_PROVIDED RECORDS:_
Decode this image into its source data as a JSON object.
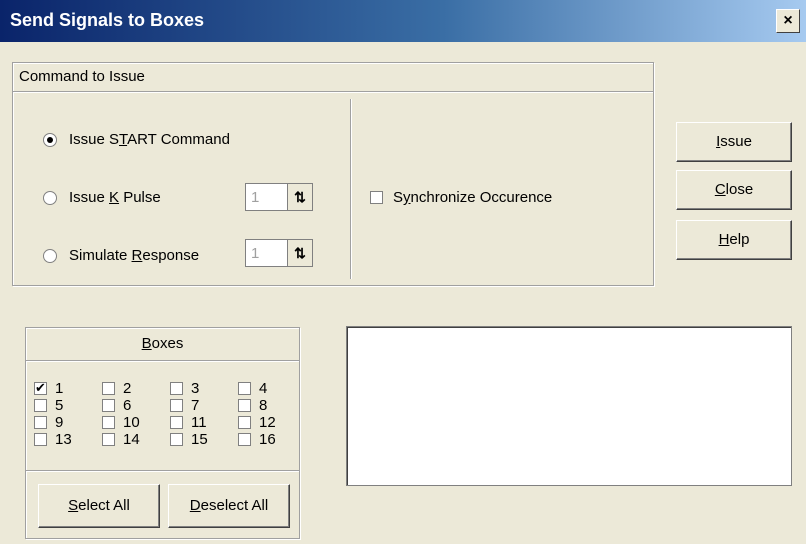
{
  "window": {
    "title": "Send Signals to Boxes",
    "close_glyph": "×"
  },
  "command_group": {
    "label": "Command to Issue",
    "radios": [
      {
        "label_pre": "Issue S",
        "label_u": "T",
        "label_post": "ART Command",
        "checked": true
      },
      {
        "label_pre": "Issue ",
        "label_u": "K",
        "label_post": " Pulse",
        "checked": false
      },
      {
        "label_pre": "Simulate ",
        "label_u": "R",
        "label_post": "esponse",
        "checked": false
      }
    ],
    "k_pulse_value": "1",
    "response_value": "1",
    "synchronize": {
      "label_pre": "S",
      "label_u": "y",
      "label_post": "nchronize Occurence",
      "checked": false
    }
  },
  "buttons": {
    "issue": {
      "pre": "",
      "u": "I",
      "post": "ssue"
    },
    "close": {
      "pre": "",
      "u": "C",
      "post": "lose"
    },
    "help": {
      "pre": "",
      "u": "H",
      "post": "elp"
    }
  },
  "boxes_group": {
    "label_pre": "",
    "label_u": "B",
    "label_post": "oxes",
    "items": [
      {
        "n": "1",
        "checked": true
      },
      {
        "n": "2",
        "checked": false
      },
      {
        "n": "3",
        "checked": false
      },
      {
        "n": "4",
        "checked": false
      },
      {
        "n": "5",
        "checked": false
      },
      {
        "n": "6",
        "checked": false
      },
      {
        "n": "7",
        "checked": false
      },
      {
        "n": "8",
        "checked": false
      },
      {
        "n": "9",
        "checked": false
      },
      {
        "n": "10",
        "checked": false
      },
      {
        "n": "11",
        "checked": false
      },
      {
        "n": "12",
        "checked": false
      },
      {
        "n": "13",
        "checked": false
      },
      {
        "n": "14",
        "checked": false
      },
      {
        "n": "15",
        "checked": false
      },
      {
        "n": "16",
        "checked": false
      }
    ],
    "select_all": {
      "pre": "",
      "u": "S",
      "post": "elect All"
    },
    "deselect_all": {
      "pre": "",
      "u": "D",
      "post": "eselect All"
    }
  }
}
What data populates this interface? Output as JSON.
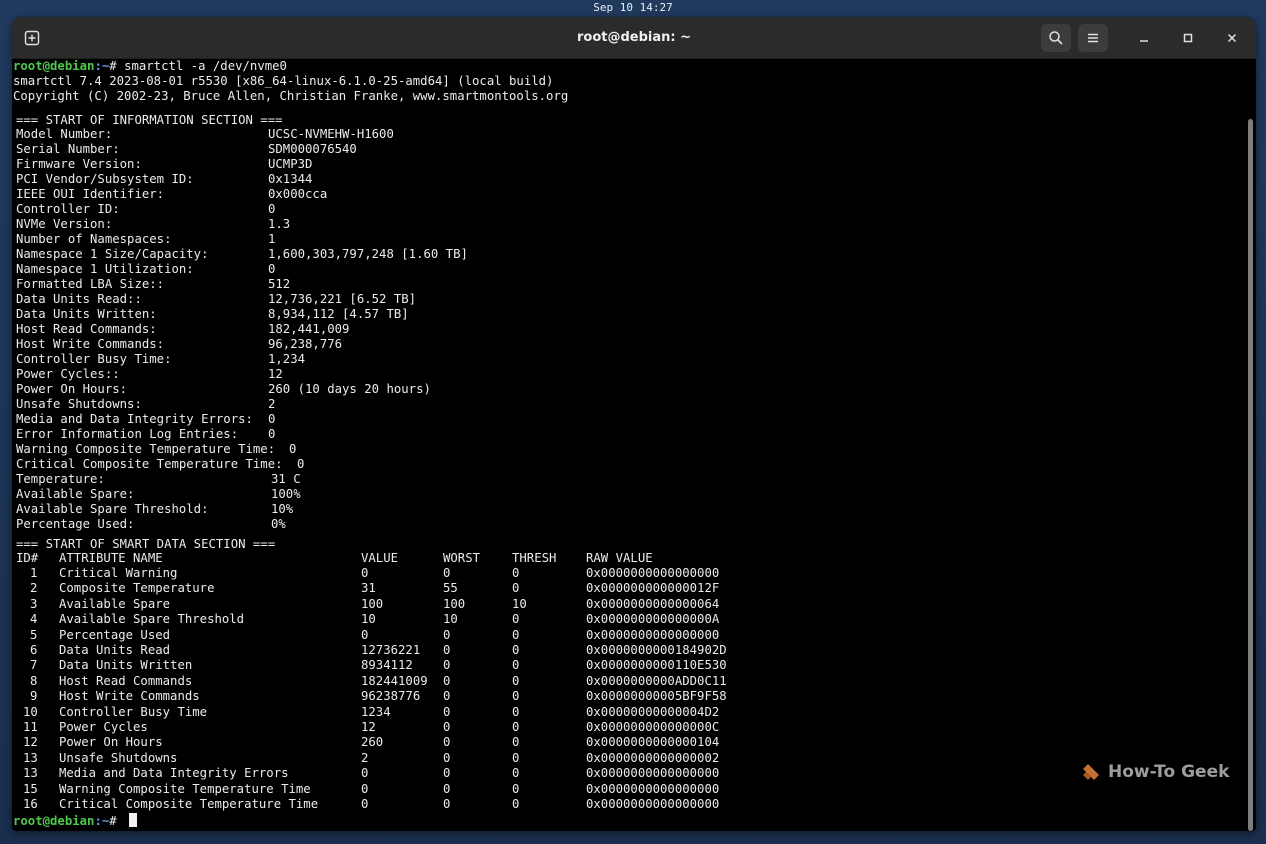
{
  "system": {
    "clock": "Sep 10 14:27"
  },
  "window": {
    "title": "root@debian: ~"
  },
  "prompt": {
    "user_host": "root@debian",
    "path_suffix": ":~",
    "symbol": "# "
  },
  "command": "smartctl -a /dev/nvme0",
  "output": {
    "version": "smartctl 7.4 2023-08-01 r5530 [x86_64-linux-6.1.0-25-amd64] (local build)",
    "copyright": "Copyright (C) 2002-23, Bruce Allen, Christian Franke, www.smartmontools.org",
    "info_header": "=== START OF INFORMATION SECTION ===",
    "info_rows": [
      {
        "label": "Model Number:",
        "value": "UCSC-NVMEHW-H1600"
      },
      {
        "label": "Serial Number:",
        "value": "SDM000076540"
      },
      {
        "label": "Firmware Version:",
        "value": "UCMP3D"
      },
      {
        "label": "PCI Vendor/Subsystem ID:",
        "value": "0x1344"
      },
      {
        "label": "IEEE OUI Identifier:",
        "value": "0x000cca"
      },
      {
        "label": "Controller ID:",
        "value": "0"
      },
      {
        "label": "NVMe Version:",
        "value": "1.3"
      },
      {
        "label": "Number of Namespaces:",
        "value": "1"
      },
      {
        "label": "Namespace 1 Size/Capacity:",
        "value": "1,600,303,797,248 [1.60 TB]"
      },
      {
        "label": "Namespace 1 Utilization:",
        "value": "0"
      },
      {
        "label": "Formatted LBA Size::",
        "value": "512"
      },
      {
        "label": "Data Units Read::",
        "value": "12,736,221 [6.52 TB]"
      },
      {
        "label": "Data Units Written:",
        "value": "8,934,112 [4.57 TB]"
      },
      {
        "label": "Host Read Commands:",
        "value": "182,441,009"
      },
      {
        "label": "Host Write Commands:",
        "value": "96,238,776"
      },
      {
        "label": "Controller Busy Time:",
        "value": "1,234"
      },
      {
        "label": "Power Cycles::",
        "value": "12"
      },
      {
        "label": "Power On Hours:",
        "value": "260 (10 days 20 hours)"
      },
      {
        "label": "Unsafe Shutdowns:",
        "value": "2"
      },
      {
        "label": "Media and Data Integrity Errors:",
        "value": "0"
      },
      {
        "label": "Error Information Log Entries:",
        "value": "0"
      },
      {
        "label": "Warning Composite Temperature Time:",
        "value": "0"
      },
      {
        "label": "Critical Composite Temperature Time:",
        "value": "0"
      },
      {
        "label": "Temperature:",
        "value": "31 C"
      },
      {
        "label": "Available Spare:",
        "value": "100%"
      },
      {
        "label": "Available Spare Threshold:",
        "value": "10%"
      },
      {
        "label": "Percentage Used:",
        "value": "0%"
      }
    ],
    "smart_header": "=== START OF SMART DATA SECTION ===",
    "smart_columns": [
      "ID#",
      "ATTRIBUTE NAME",
      "VALUE",
      "WORST",
      "THRESH",
      "RAW VALUE"
    ],
    "smart_rows": [
      [
        "1",
        "Critical Warning",
        "0",
        "0",
        "0",
        "0x0000000000000000"
      ],
      [
        "2",
        "Composite Temperature",
        "31",
        "55",
        "0",
        "0x000000000000012F"
      ],
      [
        "3",
        "Available Spare",
        "100",
        "100",
        "10",
        "0x0000000000000064"
      ],
      [
        "4",
        "Available Spare Threshold",
        "10",
        "10",
        "0",
        "0x000000000000000A"
      ],
      [
        "5",
        "Percentage Used",
        "0",
        "0",
        "0",
        "0x0000000000000000"
      ],
      [
        "6",
        "Data Units Read",
        "12736221",
        "0",
        "0",
        "0x0000000000184902D"
      ],
      [
        "7",
        "Data Units Written",
        "8934112",
        "0",
        "0",
        "0x0000000000110E530"
      ],
      [
        "8",
        "Host Read Commands",
        "182441009",
        "0",
        "0",
        "0x0000000000ADD0C11"
      ],
      [
        "9",
        "Host Write Commands",
        "96238776",
        "0",
        "0",
        "0x00000000005BF9F58"
      ],
      [
        "10",
        "Controller Busy Time",
        "1234",
        "0",
        "0",
        "0x00000000000004D2"
      ],
      [
        "11",
        "Power Cycles",
        "12",
        "0",
        "0",
        "0x000000000000000C"
      ],
      [
        "12",
        "Power On Hours",
        "260",
        "0",
        "0",
        "0x0000000000000104"
      ],
      [
        "13",
        "Unsafe Shutdowns",
        "2",
        "0",
        "0",
        "0x0000000000000002"
      ],
      [
        "13",
        "Media and Data Integrity Errors",
        "0",
        "0",
        "0",
        "0x0000000000000000"
      ],
      [
        "15",
        "Warning Composite Temperature Time",
        "0",
        "0",
        "0",
        "0x0000000000000000"
      ],
      [
        "16",
        "Critical Composite Temperature Time",
        "0",
        "0",
        "0",
        "0x0000000000000000"
      ]
    ]
  },
  "watermark": {
    "text": "How-To Geek"
  },
  "icons": {
    "new_tab": "new-tab-icon",
    "search": "search-icon",
    "menu": "hamburger-menu-icon",
    "minimize": "minimize-icon",
    "maximize": "maximize-icon",
    "close": "close-icon"
  },
  "colors": {
    "prompt_user": "#4ec94e",
    "prompt_path": "#5c9cf5",
    "terminal_bg": "#000000",
    "terminal_fg": "#ececec",
    "titlebar_bg": "#2b2b2b"
  }
}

_WRITTEN PROBLEM:_ Reproduce every line of the material precisely, omitting its pictures.

_PROBLEM SOLUTION:_
Decode this image into its source data as a JSON object.
{
  "window": {
    "title": "Send Signals to Boxes",
    "close_glyph": "×"
  },
  "command_group": {
    "label": "Command to Issue",
    "radios": [
      {
        "label_pre": "Issue S",
        "label_u": "T",
        "label_post": "ART Command",
        "checked": true
      },
      {
        "label_pre": "Issue ",
        "label_u": "K",
        "label_post": " Pulse",
        "checked": false
      },
      {
        "label_pre": "Simulate ",
        "label_u": "R",
        "label_post": "esponse",
        "checked": false
      }
    ],
    "k_pulse_value": "1",
    "response_value": "1",
    "synchronize": {
      "label_pre": "S",
      "label_u": "y",
      "label_post": "nchronize Occurence",
      "checked": false
    }
  },
  "buttons": {
    "issue": {
      "pre": "",
      "u": "I",
      "post": "ssue"
    },
    "close": {
      "pre": "",
      "u": "C",
      "post": "lose"
    },
    "help": {
      "pre": "",
      "u": "H",
      "post": "elp"
    }
  },
  "boxes_group": {
    "label_pre": "",
    "label_u": "B",
    "label_post": "oxes",
    "items": [
      {
        "n": "1",
        "checked": true
      },
      {
        "n": "2",
        "checked": false
      },
      {
        "n": "3",
        "checked": false
      },
      {
        "n": "4",
        "checked": false
      },
      {
        "n": "5",
        "checked": false
      },
      {
        "n": "6",
        "checked": false
      },
      {
        "n": "7",
        "checked": false
      },
      {
        "n": "8",
        "checked": false
      },
      {
        "n": "9",
        "checked": false
      },
      {
        "n": "10",
        "checked": false
      },
      {
        "n": "11",
        "checked": false
      },
      {
        "n": "12",
        "checked": false
      },
      {
        "n": "13",
        "checked": false
      },
      {
        "n": "14",
        "checked": false
      },
      {
        "n": "15",
        "checked": false
      },
      {
        "n": "16",
        "checked": false
      }
    ],
    "select_all": {
      "pre": "",
      "u": "S",
      "post": "elect All"
    },
    "deselect_all": {
      "pre": "",
      "u": "D",
      "post": "eselect All"
    }
  }
}
What data populates this interface? Output as JSON.
{
  "system": {
    "clock": "Sep 10 14:27"
  },
  "window": {
    "title": "root@debian: ~"
  },
  "prompt": {
    "user_host": "root@debian",
    "path_suffix": ":~",
    "symbol": "# "
  },
  "command": "smartctl -a /dev/nvme0",
  "output": {
    "version": "smartctl 7.4 2023-08-01 r5530 [x86_64-linux-6.1.0-25-amd64] (local build)",
    "copyright": "Copyright (C) 2002-23, Bruce Allen, Christian Franke, www.smartmontools.org",
    "info_header": "=== START OF INFORMATION SECTION ===",
    "info_rows": [
      {
        "label": "Model Number:",
        "value": "UCSC-NVMEHW-H1600"
      },
      {
        "label": "Serial Number:",
        "value": "SDM000076540"
      },
      {
        "label": "Firmware Version:",
        "value": "UCMP3D"
      },
      {
        "label": "PCI Vendor/Subsystem ID:",
        "value": "0x1344"
      },
      {
        "label": "IEEE OUI Identifier:",
        "value": "0x000cca"
      },
      {
        "label": "Controller ID:",
        "value": "0"
      },
      {
        "label": "NVMe Version:",
        "value": "1.3"
      },
      {
        "label": "Number of Namespaces:",
        "value": "1"
      },
      {
        "label": "Namespace 1 Size/Capacity:",
        "value": "1,600,303,797,248 [1.60 TB]"
      },
      {
        "label": "Namespace 1 Utilization:",
        "value": "0"
      },
      {
        "label": "Formatted LBA Size::",
        "value": "512"
      },
      {
        "label": "Data Units Read::",
        "value": "12,736,221 [6.52 TB]"
      },
      {
        "label": "Data Units Written:",
        "value": "8,934,112 [4.57 TB]"
      },
      {
        "label": "Host Read Commands:",
        "value": "182,441,009"
      },
      {
        "label": "Host Write Commands:",
        "value": "96,238,776"
      },
      {
        "label": "Controller Busy Time:",
        "value": "1,234"
      },
      {
        "label": "Power Cycles::",
        "value": "12"
      },
      {
        "label": "Power On Hours:",
        "value": "260 (10 days 20 hours)"
      },
      {
        "label": "Unsafe Shutdowns:",
        "value": "2"
      },
      {
        "label": "Media and Data Integrity Errors:",
        "value": "0"
      },
      {
        "label": "Error Information Log Entries:",
        "value": "0"
      },
      {
        "label": "Warning Composite Temperature Time:",
        "value": "0"
      },
      {
        "label": "Critical Composite Temperature Time:",
        "value": "0"
      },
      {
        "label": "Temperature:",
        "value": "31 C"
      },
      {
        "label": "Available Spare:",
        "value": "100%"
      },
      {
        "label": "Available Spare Threshold:",
        "value": "10%"
      },
      {
        "label": "Percentage Used:",
        "value": "0%"
      }
    ],
    "smart_header": "=== START OF SMART DATA SECTION ===",
    "smart_columns": [
      "ID#",
      "ATTRIBUTE NAME",
      "VALUE",
      "WORST",
      "THRESH",
      "RAW VALUE"
    ],
    "smart_rows": [
      [
        "1",
        "Critical Warning",
        "0",
        "0",
        "0",
        "0x0000000000000000"
      ],
      [
        "2",
        "Composite Temperature",
        "31",
        "55",
        "0",
        "0x000000000000012F"
      ],
      [
        "3",
        "Available Spare",
        "100",
        "100",
        "10",
        "0x0000000000000064"
      ],
      [
        "4",
        "Available Spare Threshold",
        "10",
        "10",
        "0",
        "0x000000000000000A"
      ],
      [
        "5",
        "Percentage Used",
        "0",
        "0",
        "0",
        "0x0000000000000000"
      ],
      [
        "6",
        "Data Units Read",
        "12736221",
        "0",
        "0",
        "0x0000000000184902D"
      ],
      [
        "7",
        "Data Units Written",
        "8934112",
        "0",
        "0",
        "0x0000000000110E530"
      ],
      [
        "8",
        "Host Read Commands",
        "182441009",
        "0",
        "0",
        "0x0000000000ADD0C11"
      ],
      [
        "9",
        "Host Write Commands",
        "96238776",
        "0",
        "0",
        "0x00000000005BF9F58"
      ],
      [
        "10",
        "Controller Busy Time",
        "1234",
        "0",
        "0",
        "0x00000000000004D2"
      ],
      [
        "11",
        "Power Cycles",
        "12",
        "0",
        "0",
        "0x000000000000000C"
      ],
      [
        "12",
        "Power On Hours",
        "260",
        "0",
        "0",
        "0x0000000000000104"
      ],
      [
        "13",
        "Unsafe Shutdowns",
        "2",
        "0",
        "0",
        "0x0000000000000002"
      ],
      [
        "13",
        "Media and Data Integrity Errors",
        "0",
        "0",
        "0",
        "0x0000000000000000"
      ],
      [
        "15",
        "Warning Composite Temperature Time",
        "0",
        "0",
        "0",
        "0x0000000000000000"
      ],
      [
        "16",
        "Critical Composite Temperature Time",
        "0",
        "0",
        "0",
        "0x0000000000000000"
      ]
    ]
  },
  "watermark": {
    "text": "How-To Geek"
  },
  "icons": {
    "new_tab": "new-tab-icon",
    "search": "search-icon",
    "menu": "hamburger-menu-icon",
    "minimize": "minimize-icon",
    "maximize": "maximize-icon",
    "close": "close-icon"
  },
  "colors": {
    "prompt_user": "#4ec94e",
    "prompt_path": "#5c9cf5",
    "terminal_bg": "#000000",
    "terminal_fg": "#ececec",
    "titlebar_bg": "#2b2b2b"
  }
}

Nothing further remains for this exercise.